▸ **Goal**: Extract all of the entries and give them again, word for word.

▸ **Supplied records**:
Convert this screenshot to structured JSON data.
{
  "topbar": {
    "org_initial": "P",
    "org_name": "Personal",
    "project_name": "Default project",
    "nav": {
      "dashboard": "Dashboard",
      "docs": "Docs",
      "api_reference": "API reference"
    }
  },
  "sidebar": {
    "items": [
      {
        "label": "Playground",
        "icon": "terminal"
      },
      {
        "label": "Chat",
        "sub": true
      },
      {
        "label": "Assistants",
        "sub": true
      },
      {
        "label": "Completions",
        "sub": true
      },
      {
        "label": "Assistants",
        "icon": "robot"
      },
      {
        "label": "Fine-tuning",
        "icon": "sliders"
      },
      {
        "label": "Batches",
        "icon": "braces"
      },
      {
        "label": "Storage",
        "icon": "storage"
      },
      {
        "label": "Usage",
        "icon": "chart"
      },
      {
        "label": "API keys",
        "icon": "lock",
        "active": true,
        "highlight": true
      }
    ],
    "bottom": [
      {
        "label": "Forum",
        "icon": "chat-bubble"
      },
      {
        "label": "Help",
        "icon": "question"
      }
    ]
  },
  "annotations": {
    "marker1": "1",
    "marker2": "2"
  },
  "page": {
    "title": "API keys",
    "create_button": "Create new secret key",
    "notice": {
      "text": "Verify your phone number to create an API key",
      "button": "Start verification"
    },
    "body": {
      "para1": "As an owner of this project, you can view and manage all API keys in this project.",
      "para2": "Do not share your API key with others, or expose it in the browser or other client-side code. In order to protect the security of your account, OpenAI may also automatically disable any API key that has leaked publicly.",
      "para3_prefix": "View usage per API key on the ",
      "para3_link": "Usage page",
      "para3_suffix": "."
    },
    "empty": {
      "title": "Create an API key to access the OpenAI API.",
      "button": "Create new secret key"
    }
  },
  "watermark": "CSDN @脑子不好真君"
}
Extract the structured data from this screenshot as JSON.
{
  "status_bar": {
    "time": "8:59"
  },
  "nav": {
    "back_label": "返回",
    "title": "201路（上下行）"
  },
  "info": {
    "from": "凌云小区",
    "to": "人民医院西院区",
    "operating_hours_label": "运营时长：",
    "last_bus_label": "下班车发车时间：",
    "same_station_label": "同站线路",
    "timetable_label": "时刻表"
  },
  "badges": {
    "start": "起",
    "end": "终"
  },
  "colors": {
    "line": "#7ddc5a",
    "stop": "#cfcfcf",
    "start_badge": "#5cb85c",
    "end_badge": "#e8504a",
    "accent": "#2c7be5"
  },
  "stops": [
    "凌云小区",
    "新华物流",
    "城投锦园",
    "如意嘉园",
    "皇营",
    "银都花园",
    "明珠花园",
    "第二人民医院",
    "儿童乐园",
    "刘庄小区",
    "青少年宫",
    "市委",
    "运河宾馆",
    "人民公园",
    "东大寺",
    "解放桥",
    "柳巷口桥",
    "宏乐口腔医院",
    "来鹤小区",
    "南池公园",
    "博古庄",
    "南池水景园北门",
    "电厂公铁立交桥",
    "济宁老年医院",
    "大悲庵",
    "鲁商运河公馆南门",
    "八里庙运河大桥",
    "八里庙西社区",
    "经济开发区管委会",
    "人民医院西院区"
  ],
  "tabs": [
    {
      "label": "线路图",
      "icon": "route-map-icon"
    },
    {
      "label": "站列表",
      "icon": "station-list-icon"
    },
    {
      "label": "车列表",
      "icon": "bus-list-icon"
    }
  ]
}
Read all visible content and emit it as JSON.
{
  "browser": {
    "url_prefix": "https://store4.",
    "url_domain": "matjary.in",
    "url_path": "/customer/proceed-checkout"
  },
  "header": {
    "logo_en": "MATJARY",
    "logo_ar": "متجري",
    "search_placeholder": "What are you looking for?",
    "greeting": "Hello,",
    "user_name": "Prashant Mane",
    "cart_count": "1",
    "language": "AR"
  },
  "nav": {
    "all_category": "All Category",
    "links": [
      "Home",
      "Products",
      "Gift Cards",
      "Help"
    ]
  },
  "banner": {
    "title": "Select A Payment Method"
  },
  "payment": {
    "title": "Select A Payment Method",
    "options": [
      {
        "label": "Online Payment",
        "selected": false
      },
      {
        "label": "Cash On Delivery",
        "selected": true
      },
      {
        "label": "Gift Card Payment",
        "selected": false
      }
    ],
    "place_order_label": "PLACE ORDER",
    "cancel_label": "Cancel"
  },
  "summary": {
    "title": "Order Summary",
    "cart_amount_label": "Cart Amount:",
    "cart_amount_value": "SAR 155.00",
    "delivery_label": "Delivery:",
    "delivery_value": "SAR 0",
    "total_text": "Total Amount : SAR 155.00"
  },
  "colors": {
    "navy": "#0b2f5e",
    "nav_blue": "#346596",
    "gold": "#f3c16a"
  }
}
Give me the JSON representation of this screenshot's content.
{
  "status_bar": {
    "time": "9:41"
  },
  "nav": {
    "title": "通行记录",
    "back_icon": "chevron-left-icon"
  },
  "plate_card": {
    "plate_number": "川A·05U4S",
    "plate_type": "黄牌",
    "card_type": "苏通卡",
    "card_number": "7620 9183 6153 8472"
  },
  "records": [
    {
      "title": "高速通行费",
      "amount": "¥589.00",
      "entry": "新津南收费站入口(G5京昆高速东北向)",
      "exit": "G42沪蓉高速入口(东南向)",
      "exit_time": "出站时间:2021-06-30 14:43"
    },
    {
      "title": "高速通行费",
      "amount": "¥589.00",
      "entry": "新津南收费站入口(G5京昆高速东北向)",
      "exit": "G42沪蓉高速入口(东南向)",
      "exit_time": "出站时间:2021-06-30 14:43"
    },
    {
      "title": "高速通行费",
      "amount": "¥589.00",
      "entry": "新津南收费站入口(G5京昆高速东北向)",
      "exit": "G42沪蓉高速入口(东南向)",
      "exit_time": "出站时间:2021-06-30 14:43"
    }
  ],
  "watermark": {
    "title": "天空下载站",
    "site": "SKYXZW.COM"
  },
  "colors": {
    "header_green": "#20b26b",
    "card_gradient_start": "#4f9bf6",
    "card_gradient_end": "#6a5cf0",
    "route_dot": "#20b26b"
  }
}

▸ **Solved exercise**:
Convert this screenshot to structured JSON data.
{
  "topbar": {
    "org_initial": "P",
    "org_name": "Personal",
    "project_name": "Default project",
    "nav": {
      "dashboard": "Dashboard",
      "docs": "Docs",
      "api_reference": "API reference"
    }
  },
  "sidebar": {
    "items": [
      {
        "label": "Playground",
        "icon": "terminal"
      },
      {
        "label": "Chat",
        "sub": true
      },
      {
        "label": "Assistants",
        "sub": true
      },
      {
        "label": "Completions",
        "sub": true
      },
      {
        "label": "Assistants",
        "icon": "robot"
      },
      {
        "label": "Fine-tuning",
        "icon": "sliders"
      },
      {
        "label": "Batches",
        "icon": "braces"
      },
      {
        "label": "Storage",
        "icon": "storage"
      },
      {
        "label": "Usage",
        "icon": "chart"
      },
      {
        "label": "API keys",
        "icon": "lock",
        "active": true,
        "highlight": true
      }
    ],
    "bottom": [
      {
        "label": "Forum",
        "icon": "chat-bubble"
      },
      {
        "label": "Help",
        "icon": "question"
      }
    ]
  },
  "annotations": {
    "marker1": "1",
    "marker2": "2"
  },
  "page": {
    "title": "API keys",
    "create_button": "Create new secret key",
    "notice": {
      "text": "Verify your phone number to create an API key",
      "button": "Start verification"
    },
    "body": {
      "para1": "As an owner of this project, you can view and manage all API keys in this project.",
      "para2": "Do not share your API key with others, or expose it in the browser or other client-side code. In order to protect the security of your account, OpenAI may also automatically disable any API key that has leaked publicly.",
      "para3_prefix": "View usage per API key on the ",
      "para3_link": "Usage page",
      "para3_suffix": "."
    },
    "empty": {
      "title": "Create an API key to access the OpenAI API.",
      "button": "Create new secret key"
    }
  },
  "watermark": "CSDN @脑子不好真君"
}
Extract the structured data from this screenshot as JSON.
{
  "status_bar": {
    "time": "8:59"
  },
  "nav": {
    "back_label": "返回",
    "title": "201路（上下行）"
  },
  "info": {
    "from": "凌云小区",
    "to": "人民医院西院区",
    "operating_hours_label": "运营时长：",
    "last_bus_label": "下班车发车时间：",
    "same_station_label": "同站线路",
    "timetable_label": "时刻表"
  },
  "badges": {
    "start": "起",
    "end": "终"
  },
  "colors": {
    "line": "#7ddc5a",
    "stop": "#cfcfcf",
    "start_badge": "#5cb85c",
    "end_badge": "#e8504a",
    "accent": "#2c7be5"
  },
  "stops": [
    "凌云小区",
    "新华物流",
    "城投锦园",
    "如意嘉园",
    "皇营",
    "银都花园",
    "明珠花园",
    "第二人民医院",
    "儿童乐园",
    "刘庄小区",
    "青少年宫",
    "市委",
    "运河宾馆",
    "人民公园",
    "东大寺",
    "解放桥",
    "柳巷口桥",
    "宏乐口腔医院",
    "来鹤小区",
    "南池公园",
    "博古庄",
    "南池水景园北门",
    "电厂公铁立交桥",
    "济宁老年医院",
    "大悲庵",
    "鲁商运河公馆南门",
    "八里庙运河大桥",
    "八里庙西社区",
    "经济开发区管委会",
    "人民医院西院区"
  ],
  "tabs": [
    {
      "label": "线路图",
      "icon": "route-map-icon"
    },
    {
      "label": "站列表",
      "icon": "station-list-icon"
    },
    {
      "label": "车列表",
      "icon": "bus-list-icon"
    }
  ]
}
Read all visible content and emit it as JSON.
{
  "browser": {
    "url_prefix": "https://store4.",
    "url_domain": "matjary.in",
    "url_path": "/customer/proceed-checkout"
  },
  "header": {
    "logo_en": "MATJARY",
    "logo_ar": "متجري",
    "search_placeholder": "What are you looking for?",
    "greeting": "Hello,",
    "user_name": "Prashant Mane",
    "cart_count": "1",
    "language": "AR"
  },
  "nav": {
    "all_category": "All Category",
    "links": [
      "Home",
      "Products",
      "Gift Cards",
      "Help"
    ]
  },
  "banner": {
    "title": "Select A Payment Method"
  },
  "payment": {
    "title": "Select A Payment Method",
    "options": [
      {
        "label": "Online Payment",
        "selected": false
      },
      {
        "label": "Cash On Delivery",
        "selected": true
      },
      {
        "label": "Gift Card Payment",
        "selected": false
      }
    ],
    "place_order_label": "PLACE ORDER",
    "cancel_label": "Cancel"
  },
  "summary": {
    "title": "Order Summary",
    "cart_amount_label": "Cart Amount:",
    "cart_amount_value": "SAR 155.00",
    "delivery_label": "Delivery:",
    "delivery_value": "SAR 0",
    "total_text": "Total Amount : SAR 155.00"
  },
  "colors": {
    "navy": "#0b2f5e",
    "nav_blue": "#346596",
    "gold": "#f3c16a"
  }
}
Give me the JSON representation of this screenshot's content.
{
  "status_bar": {
    "time": "9:41"
  },
  "nav": {
    "title": "通行记录",
    "back_icon": "chevron-left-icon"
  },
  "plate_card": {
    "plate_number": "川A·05U4S",
    "plate_type": "黄牌",
    "card_type": "苏通卡",
    "card_number": "7620 9183 6153 8472"
  },
  "records": [
    {
      "title": "高速通行费",
      "amount": "¥589.00",
      "entry": "新津南收费站入口(G5京昆高速东北向)",
      "exit": "G42沪蓉高速入口(东南向)",
      "exit_time": "出站时间:2021-06-30 14:43"
    },
    {
      "title": "高速通行费",
      "amount": "¥589.00",
      "entry": "新津南收费站入口(G5京昆高速东北向)",
      "exit": "G42沪蓉高速入口(东南向)",
      "exit_time": "出站时间:2021-06-30 14:43"
    },
    {
      "title": "高速通行费",
      "amount": "¥589.00",
      "entry": "新津南收费站入口(G5京昆高速东北向)",
      "exit": "G42沪蓉高速入口(东南向)",
      "exit_time": "出站时间:2021-06-30 14:43"
    }
  ],
  "watermark": {
    "title": "天空下载站",
    "site": "SKYXZW.COM"
  },
  "colors": {
    "header_green": "#20b26b",
    "card_gradient_start": "#4f9bf6",
    "card_gradient_end": "#6a5cf0",
    "route_dot": "#20b26b"
  }
}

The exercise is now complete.